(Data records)

☆ ☆ ☆

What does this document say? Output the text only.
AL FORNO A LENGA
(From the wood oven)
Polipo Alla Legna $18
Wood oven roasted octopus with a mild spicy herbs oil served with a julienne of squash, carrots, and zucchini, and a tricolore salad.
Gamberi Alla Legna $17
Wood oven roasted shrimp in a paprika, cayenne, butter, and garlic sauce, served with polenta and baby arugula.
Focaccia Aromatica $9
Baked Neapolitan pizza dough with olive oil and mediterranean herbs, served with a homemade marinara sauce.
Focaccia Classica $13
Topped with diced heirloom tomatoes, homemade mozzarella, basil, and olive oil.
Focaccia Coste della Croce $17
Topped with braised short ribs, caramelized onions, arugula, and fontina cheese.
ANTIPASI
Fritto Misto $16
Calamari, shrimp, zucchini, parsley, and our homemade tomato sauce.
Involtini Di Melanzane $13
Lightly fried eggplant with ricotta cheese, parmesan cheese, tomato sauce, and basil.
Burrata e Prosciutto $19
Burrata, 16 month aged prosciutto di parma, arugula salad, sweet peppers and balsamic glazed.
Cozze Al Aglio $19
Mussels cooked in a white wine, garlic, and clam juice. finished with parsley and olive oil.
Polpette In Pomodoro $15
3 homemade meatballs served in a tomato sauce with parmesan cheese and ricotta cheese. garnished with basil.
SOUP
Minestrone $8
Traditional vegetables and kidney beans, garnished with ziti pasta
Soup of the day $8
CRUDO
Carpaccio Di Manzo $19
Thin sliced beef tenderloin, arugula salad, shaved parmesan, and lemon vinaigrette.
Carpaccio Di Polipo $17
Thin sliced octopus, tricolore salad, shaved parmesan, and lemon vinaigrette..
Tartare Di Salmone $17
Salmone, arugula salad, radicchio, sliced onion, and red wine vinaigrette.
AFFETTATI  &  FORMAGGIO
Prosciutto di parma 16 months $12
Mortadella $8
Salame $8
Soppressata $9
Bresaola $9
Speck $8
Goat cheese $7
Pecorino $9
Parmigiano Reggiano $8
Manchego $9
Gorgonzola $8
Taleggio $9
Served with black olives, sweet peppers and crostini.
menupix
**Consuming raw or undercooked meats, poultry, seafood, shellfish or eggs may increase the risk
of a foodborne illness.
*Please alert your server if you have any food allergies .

☆ ☆ ☆

**EXERCISE REQUIREMENTS**:
Repeat the material above in full, exactly as it stands.

**FINISHED TASK**:
What does this document say? Output the text only.
AL FORNO A LENGA
(From the wood oven)
Polipo Alla Legna $18
Wood oven roasted octopus with a mild spicy herbs oil served with a julienne of squash, carrots, and zucchini, and a tricolore salad.
Gamberi Alla Legna $17
Wood oven roasted shrimp in a paprika, cayenne, butter, and garlic sauce, served with polenta and baby arugula.
Focaccia Aromatica $9
Baked Neapolitan pizza dough with olive oil and mediterranean herbs, served with a homemade marinara sauce.
Focaccia Classica $13
Topped with diced heirloom tomatoes, homemade mozzarella, basil, and olive oil.
Focaccia Coste della Croce $17
Topped with braised short ribs, caramelized onions, arugula, and fontina cheese.
ANTIPASI
Fritto Misto $16
Calamari, shrimp, zucchini, parsley, and our homemade tomato sauce.
Involtini Di Melanzane $13
Lightly fried eggplant with ricotta cheese, parmesan cheese, tomato sauce, and basil.
Burrata e Prosciutto $19
Burrata, 16 month aged prosciutto di parma, arugula salad, sweet peppers and balsamic glazed.
Cozze Al Aglio $19
Mussels cooked in a white wine, garlic, and clam juice. finished with parsley and olive oil.
Polpette In Pomodoro $15
3 homemade meatballs served in a tomato sauce with parmesan cheese and ricotta cheese. garnished with basil.
SOUP
Minestrone $8
Traditional vegetables and kidney beans, garnished with ziti pasta
Soup of the day $8
CRUDO
Carpaccio Di Manzo $19
Thin sliced beef tenderloin, arugula salad, shaved parmesan, and lemon vinaigrette.
Carpaccio Di Polipo $17
Thin sliced octopus, tricolore salad, shaved parmesan, and lemon vinaigrette..
Tartare Di Salmone $17
Salmone, arugula salad, radicchio, sliced onion, and red wine vinaigrette.
AFFETTATI  &  FORMAGGIO
Prosciutto di parma 16 months $12
Mortadella $8
Salame $8
Soppressata $9
Bresaola $9
Speck $8
Goat cheese $7
Pecorino $9
Parmigiano Reggiano $8
Manchego $9
Gorgonzola $8
Taleggio $9
Served with black olives, sweet peppers and crostini.
menupix
**Consuming raw or undercooked meats, poultry, seafood, shellfish or eggs may increase the risk
of a foodborne illness.
*Please alert your server if you have any food allergies .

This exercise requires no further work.